→ WHAT TO DO
Print the data that follows exactly.

→ Dataset records
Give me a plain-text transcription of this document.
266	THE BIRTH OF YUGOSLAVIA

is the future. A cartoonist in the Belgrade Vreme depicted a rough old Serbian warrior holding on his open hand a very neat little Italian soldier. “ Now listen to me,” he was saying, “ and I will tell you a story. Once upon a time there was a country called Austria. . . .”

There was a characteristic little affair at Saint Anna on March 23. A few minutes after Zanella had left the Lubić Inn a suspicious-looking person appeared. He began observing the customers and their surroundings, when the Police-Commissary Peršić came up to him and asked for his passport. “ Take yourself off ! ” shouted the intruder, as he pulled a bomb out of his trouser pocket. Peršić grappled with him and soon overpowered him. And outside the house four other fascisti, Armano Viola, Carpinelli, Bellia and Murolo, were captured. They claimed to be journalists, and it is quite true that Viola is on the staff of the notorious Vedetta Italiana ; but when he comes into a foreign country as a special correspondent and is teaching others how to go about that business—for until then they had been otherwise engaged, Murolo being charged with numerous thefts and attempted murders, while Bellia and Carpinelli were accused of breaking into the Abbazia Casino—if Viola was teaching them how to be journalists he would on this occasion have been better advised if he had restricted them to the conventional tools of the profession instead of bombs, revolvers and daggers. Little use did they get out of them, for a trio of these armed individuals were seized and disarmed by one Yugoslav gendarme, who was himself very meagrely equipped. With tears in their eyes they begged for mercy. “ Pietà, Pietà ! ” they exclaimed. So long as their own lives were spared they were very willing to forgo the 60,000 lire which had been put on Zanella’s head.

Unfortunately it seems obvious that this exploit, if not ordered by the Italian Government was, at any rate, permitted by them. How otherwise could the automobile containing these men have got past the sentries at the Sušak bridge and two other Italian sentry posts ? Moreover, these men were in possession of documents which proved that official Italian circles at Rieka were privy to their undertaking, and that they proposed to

→ RESULT FOR THIS EXERCISE
Give me a plain-text transcription of this document.
266	THE BIRTH OF YUGOSLAVIA

is the future. A cartoonist in the Belgrade Vreme depicted a rough old Serbian warrior holding on his open hand a very neat little Italian soldier. “ Now listen to me,” he was saying, “ and I will tell you a story. Once upon a time there was a country called Austria. . . .”

There was a characteristic little affair at Saint Anna on March 23. A few minutes after Zanella had left the Lubić Inn a suspicious-looking person appeared. He began observing the customers and their surroundings, when the Police-Commissary Peršić came up to him and asked for his passport. “ Take yourself off ! ” shouted the intruder, as he pulled a bomb out of his trouser pocket. Peršić grappled with him and soon overpowered him. And outside the house four other fascisti, Armano Viola, Carpinelli, Bellia and Murolo, were captured. They claimed to be journalists, and it is quite true that Viola is on the staff of the notorious Vedetta Italiana ; but when he comes into a foreign country as a special correspondent and is teaching others how to go about that business—for until then they had been otherwise engaged, Murolo being charged with numerous thefts and attempted murders, while Bellia and Carpinelli were accused of breaking into the Abbazia Casino—if Viola was teaching them how to be journalists he would on this occasion have been better advised if he had restricted them to the conventional tools of the profession instead of bombs, revolvers and daggers. Little use did they get out of them, for a trio of these armed individuals were seized and disarmed by one Yugoslav gendarme, who was himself very meagrely equipped. With tears in their eyes they begged for mercy. “ Pietà, Pietà ! ” they exclaimed. So long as their own lives were spared they were very willing to forgo the 60,000 lire which had been put on Zanella’s head.

Unfortunately it seems obvious that this exploit, if not ordered by the Italian Government was, at any rate, permitted by them. How otherwise could the automobile containing these men have got past the sentries at the Sušak bridge and two other Italian sentry posts ? Moreover, these men were in possession of documents which proved that official Italian circles at Rieka were privy to their undertaking, and that they proposed to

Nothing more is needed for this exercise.